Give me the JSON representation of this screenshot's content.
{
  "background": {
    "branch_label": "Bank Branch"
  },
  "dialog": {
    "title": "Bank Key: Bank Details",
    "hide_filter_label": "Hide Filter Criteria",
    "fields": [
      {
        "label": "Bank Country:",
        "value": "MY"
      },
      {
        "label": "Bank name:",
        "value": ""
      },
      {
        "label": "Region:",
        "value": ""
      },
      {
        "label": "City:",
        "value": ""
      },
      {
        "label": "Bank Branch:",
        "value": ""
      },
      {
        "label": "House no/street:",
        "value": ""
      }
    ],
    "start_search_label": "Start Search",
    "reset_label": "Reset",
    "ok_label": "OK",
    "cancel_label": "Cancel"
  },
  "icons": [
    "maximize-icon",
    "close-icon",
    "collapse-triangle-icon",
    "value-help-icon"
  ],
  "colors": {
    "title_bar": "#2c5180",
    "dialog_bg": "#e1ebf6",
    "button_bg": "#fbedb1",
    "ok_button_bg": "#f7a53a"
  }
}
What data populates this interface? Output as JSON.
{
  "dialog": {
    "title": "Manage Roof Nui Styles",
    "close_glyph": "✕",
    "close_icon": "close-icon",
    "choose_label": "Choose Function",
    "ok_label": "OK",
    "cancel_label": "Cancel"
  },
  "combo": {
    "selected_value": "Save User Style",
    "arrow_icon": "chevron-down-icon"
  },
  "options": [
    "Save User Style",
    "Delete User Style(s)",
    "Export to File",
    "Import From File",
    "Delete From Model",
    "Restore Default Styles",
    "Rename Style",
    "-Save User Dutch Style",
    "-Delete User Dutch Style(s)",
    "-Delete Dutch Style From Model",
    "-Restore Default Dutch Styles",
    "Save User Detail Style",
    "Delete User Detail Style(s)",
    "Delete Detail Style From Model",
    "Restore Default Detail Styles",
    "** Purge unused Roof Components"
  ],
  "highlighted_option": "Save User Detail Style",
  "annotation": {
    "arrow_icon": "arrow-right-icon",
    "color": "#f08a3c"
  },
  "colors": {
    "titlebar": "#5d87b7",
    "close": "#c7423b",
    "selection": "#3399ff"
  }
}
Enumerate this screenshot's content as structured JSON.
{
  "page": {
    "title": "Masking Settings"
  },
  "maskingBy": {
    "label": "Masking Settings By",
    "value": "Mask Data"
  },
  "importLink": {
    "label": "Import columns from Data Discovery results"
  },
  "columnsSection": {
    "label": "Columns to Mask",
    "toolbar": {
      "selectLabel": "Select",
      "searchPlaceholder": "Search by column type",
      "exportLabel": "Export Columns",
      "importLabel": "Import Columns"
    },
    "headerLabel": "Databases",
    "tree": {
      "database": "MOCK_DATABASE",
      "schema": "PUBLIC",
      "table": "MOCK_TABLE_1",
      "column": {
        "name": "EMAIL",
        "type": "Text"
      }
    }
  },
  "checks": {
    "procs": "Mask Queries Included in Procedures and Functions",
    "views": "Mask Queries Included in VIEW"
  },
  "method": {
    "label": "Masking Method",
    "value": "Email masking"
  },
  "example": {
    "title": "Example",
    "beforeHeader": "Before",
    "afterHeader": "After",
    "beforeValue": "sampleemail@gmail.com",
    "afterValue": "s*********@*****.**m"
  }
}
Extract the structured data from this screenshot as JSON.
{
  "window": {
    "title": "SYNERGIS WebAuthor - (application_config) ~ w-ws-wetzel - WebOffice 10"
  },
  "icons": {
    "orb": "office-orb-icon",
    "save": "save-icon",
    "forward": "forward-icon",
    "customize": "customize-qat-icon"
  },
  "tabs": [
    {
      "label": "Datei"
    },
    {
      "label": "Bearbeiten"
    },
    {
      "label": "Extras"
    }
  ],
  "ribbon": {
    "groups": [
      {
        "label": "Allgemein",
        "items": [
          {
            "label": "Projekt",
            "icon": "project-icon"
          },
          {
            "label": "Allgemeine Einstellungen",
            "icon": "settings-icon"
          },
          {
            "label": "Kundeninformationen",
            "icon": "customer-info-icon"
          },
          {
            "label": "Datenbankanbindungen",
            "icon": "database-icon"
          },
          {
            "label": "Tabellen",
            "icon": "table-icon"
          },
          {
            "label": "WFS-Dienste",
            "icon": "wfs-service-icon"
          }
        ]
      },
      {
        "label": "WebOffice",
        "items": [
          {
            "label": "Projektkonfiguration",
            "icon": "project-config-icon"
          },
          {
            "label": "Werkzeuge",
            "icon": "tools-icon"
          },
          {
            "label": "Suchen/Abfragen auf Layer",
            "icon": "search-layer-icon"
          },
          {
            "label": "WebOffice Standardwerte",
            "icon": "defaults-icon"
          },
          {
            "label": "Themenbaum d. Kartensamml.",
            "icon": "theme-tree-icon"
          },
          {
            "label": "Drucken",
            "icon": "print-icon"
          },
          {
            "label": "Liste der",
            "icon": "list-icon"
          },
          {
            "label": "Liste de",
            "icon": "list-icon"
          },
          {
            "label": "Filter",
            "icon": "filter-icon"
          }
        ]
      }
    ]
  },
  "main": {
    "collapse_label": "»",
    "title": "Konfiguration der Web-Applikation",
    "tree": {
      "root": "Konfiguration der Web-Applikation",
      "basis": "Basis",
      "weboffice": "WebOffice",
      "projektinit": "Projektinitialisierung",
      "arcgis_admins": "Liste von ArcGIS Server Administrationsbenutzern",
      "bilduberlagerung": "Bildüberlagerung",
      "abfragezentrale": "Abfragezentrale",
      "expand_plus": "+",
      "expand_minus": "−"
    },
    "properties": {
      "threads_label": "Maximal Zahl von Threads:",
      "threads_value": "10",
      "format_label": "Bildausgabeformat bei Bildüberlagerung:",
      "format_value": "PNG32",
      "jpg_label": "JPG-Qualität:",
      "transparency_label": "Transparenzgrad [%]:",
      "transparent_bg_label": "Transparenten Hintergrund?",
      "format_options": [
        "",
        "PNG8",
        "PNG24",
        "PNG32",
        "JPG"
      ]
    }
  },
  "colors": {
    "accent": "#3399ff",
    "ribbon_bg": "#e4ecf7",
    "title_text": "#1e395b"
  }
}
========================================
**TASK REQUIREMENTS**: Return the whole listing exactly.

**RIGHT ANSWER**:
Give me the JSON representation of this screenshot's content.
{
  "background": {
    "branch_label": "Bank Branch"
  },
  "dialog": {
    "title": "Bank Key: Bank Details",
    "hide_filter_label": "Hide Filter Criteria",
    "fields": [
      {
        "label": "Bank Country:",
        "value": "MY"
      },
      {
        "label": "Bank name:",
        "value": ""
      },
      {
        "label": "Region:",
        "value": ""
      },
      {
        "label": "City:",
        "value": ""
      },
      {
        "label": "Bank Branch:",
        "value": ""
      },
      {
        "label": "House no/street:",
        "value": ""
      }
    ],
    "start_search_label": "Start Search",
    "reset_label": "Reset",
    "ok_label": "OK",
    "cancel_label": "Cancel"
  },
  "icons": [
    "maximize-icon",
    "close-icon",
    "collapse-triangle-icon",
    "value-help-icon"
  ],
  "colors": {
    "title_bar": "#2c5180",
    "dialog_bg": "#e1ebf6",
    "button_bg": "#fbedb1",
    "ok_button_bg": "#f7a53a"
  }
}
What data populates this interface? Output as JSON.
{
  "dialog": {
    "title": "Manage Roof Nui Styles",
    "close_glyph": "✕",
    "close_icon": "close-icon",
    "choose_label": "Choose Function",
    "ok_label": "OK",
    "cancel_label": "Cancel"
  },
  "combo": {
    "selected_value": "Save User Style",
    "arrow_icon": "chevron-down-icon"
  },
  "options": [
    "Save User Style",
    "Delete User Style(s)",
    "Export to File",
    "Import From File",
    "Delete From Model",
    "Restore Default Styles",
    "Rename Style",
    "-Save User Dutch Style",
    "-Delete User Dutch Style(s)",
    "-Delete Dutch Style From Model",
    "-Restore Default Dutch Styles",
    "Save User Detail Style",
    "Delete User Detail Style(s)",
    "Delete Detail Style From Model",
    "Restore Default Detail Styles",
    "** Purge unused Roof Components"
  ],
  "highlighted_option": "Save User Detail Style",
  "annotation": {
    "arrow_icon": "arrow-right-icon",
    "color": "#f08a3c"
  },
  "colors": {
    "titlebar": "#5d87b7",
    "close": "#c7423b",
    "selection": "#3399ff"
  }
}
Enumerate this screenshot's content as structured JSON.
{
  "page": {
    "title": "Masking Settings"
  },
  "maskingBy": {
    "label": "Masking Settings By",
    "value": "Mask Data"
  },
  "importLink": {
    "label": "Import columns from Data Discovery results"
  },
  "columnsSection": {
    "label": "Columns to Mask",
    "toolbar": {
      "selectLabel": "Select",
      "searchPlaceholder": "Search by column type",
      "exportLabel": "Export Columns",
      "importLabel": "Import Columns"
    },
    "headerLabel": "Databases",
    "tree": {
      "database": "MOCK_DATABASE",
      "schema": "PUBLIC",
      "table": "MOCK_TABLE_1",
      "column": {
        "name": "EMAIL",
        "type": "Text"
      }
    }
  },
  "checks": {
    "procs": "Mask Queries Included in Procedures and Functions",
    "views": "Mask Queries Included in VIEW"
  },
  "method": {
    "label": "Masking Method",
    "value": "Email masking"
  },
  "example": {
    "title": "Example",
    "beforeHeader": "Before",
    "afterHeader": "After",
    "beforeValue": "sampleemail@gmail.com",
    "afterValue": "s*********@*****.**m"
  }
}
Extract the structured data from this screenshot as JSON.
{
  "window": {
    "title": "SYNERGIS WebAuthor - (application_config) ~ w-ws-wetzel - WebOffice 10"
  },
  "icons": {
    "orb": "office-orb-icon",
    "save": "save-icon",
    "forward": "forward-icon",
    "customize": "customize-qat-icon"
  },
  "tabs": [
    {
      "label": "Datei"
    },
    {
      "label": "Bearbeiten"
    },
    {
      "label": "Extras"
    }
  ],
  "ribbon": {
    "groups": [
      {
        "label": "Allgemein",
        "items": [
          {
            "label": "Projekt",
            "icon": "project-icon"
          },
          {
            "label": "Allgemeine Einstellungen",
            "icon": "settings-icon"
          },
          {
            "label": "Kundeninformationen",
            "icon": "customer-info-icon"
          },
          {
            "label": "Datenbankanbindungen",
            "icon": "database-icon"
          },
          {
            "label": "Tabellen",
            "icon": "table-icon"
          },
          {
            "label": "WFS-Dienste",
            "icon": "wfs-service-icon"
          }
        ]
      },
      {
        "label": "WebOffice",
        "items": [
          {
            "label": "Projektkonfiguration",
            "icon": "project-config-icon"
          },
          {
            "label": "Werkzeuge",
            "icon": "tools-icon"
          },
          {
            "label": "Suchen/Abfragen auf Layer",
            "icon": "search-layer-icon"
          },
          {
            "label": "WebOffice Standardwerte",
            "icon": "defaults-icon"
          },
          {
            "label": "Themenbaum d. Kartensamml.",
            "icon": "theme-tree-icon"
          },
          {
            "label": "Drucken",
            "icon": "print-icon"
          },
          {
            "label": "Liste der",
            "icon": "list-icon"
          },
          {
            "label": "Liste de",
            "icon": "list-icon"
          },
          {
            "label": "Filter",
            "icon": "filter-icon"
          }
        ]
      }
    ]
  },
  "main": {
    "collapse_label": "»",
    "title": "Konfiguration der Web-Applikation",
    "tree": {
      "root": "Konfiguration der Web-Applikation",
      "basis": "Basis",
      "weboffice": "WebOffice",
      "projektinit": "Projektinitialisierung",
      "arcgis_admins": "Liste von ArcGIS Server Administrationsbenutzern",
      "bilduberlagerung": "Bildüberlagerung",
      "abfragezentrale": "Abfragezentrale",
      "expand_plus": "+",
      "expand_minus": "−"
    },
    "properties": {
      "threads_label": "Maximal Zahl von Threads:",
      "threads_value": "10",
      "format_label": "Bildausgabeformat bei Bildüberlagerung:",
      "format_value": "PNG32",
      "jpg_label": "JPG-Qualität:",
      "transparency_label": "Transparenzgrad [%]:",
      "transparent_bg_label": "Transparenten Hintergrund?",
      "format_options": [
        "",
        "PNG8",
        "PNG24",
        "PNG32",
        "JPG"
      ]
    }
  },
  "colors": {
    "accent": "#3399ff",
    "ribbon_bg": "#e4ecf7",
    "title_text": "#1e395b"
  }
}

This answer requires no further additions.